● EXTRACTED TEXT
=====
Sunday, May 8, 2016

Happy mother’s day

And so the wishes, the lunches, the gifts, the cards, the mandatory call, go on. So goes o the criticism why just do it only one day a year. If we were to treat mom better everyday, we would give her more happiness. Talk to her regularly, listen to her and humour her. The list on both sides is endless.

I have two boys and they were brought up in India in eighties and nineties when we had not heard of Mother’s day or any other such day. They were happy giving me hug while going to school and shouting for food right from the door when they came back. They took for granted that mum would serve them hot food and then scold them for not putting their soiled uniforms in the washing machine. They also took it for granted that mum would sit down and help them in the homework and then make their life   miserable for the upcoming unit test. That she would make chocolate cake and cold coffee right after yelling how they bug her.
=====
● SHORT PROBLEM 1
Please retype the stretch of the Mother's Day post from "I have two boys" through "they bug her.".
● SHORT PROBLEM 2
Answer these questions from the Mother's Day post:
(a) What date appears at the top of the post?
(b) In what country were the writer's two boys brought up?
(c) What two things would mum make right after yelling how they bug her?

● DATASET CONTENT
=====
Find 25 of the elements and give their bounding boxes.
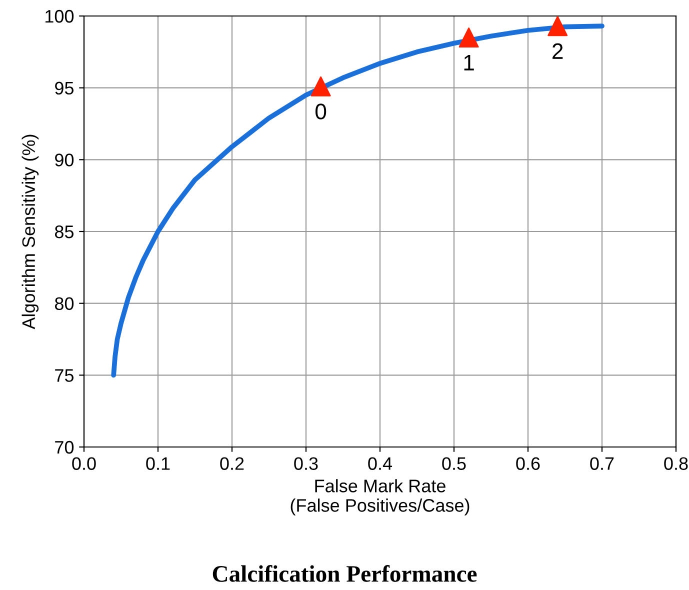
=====
● COMPLETE OUTPUT 1
I have two boys and they were brought up in India in eighties and nineties when we had not heard of Mother’s day or any other such day. They were happy giving me hug while going to school and shouting for food right from the door when they came back. They took for granted that mum would serve them hot food and then scold them for not putting their soiled uniforms in the washing machine. They also took it for granted that mum would sit down and help them in the homework and then make their life   miserable for the upcoming unit test. That she would make chocolate cake and cold coffee right after yelling how they bug her.

● COMPLETE OUTPUT 2
(a) Sunday, May 8, 2016
(b) India
(c) Chocolate cake and cold coffee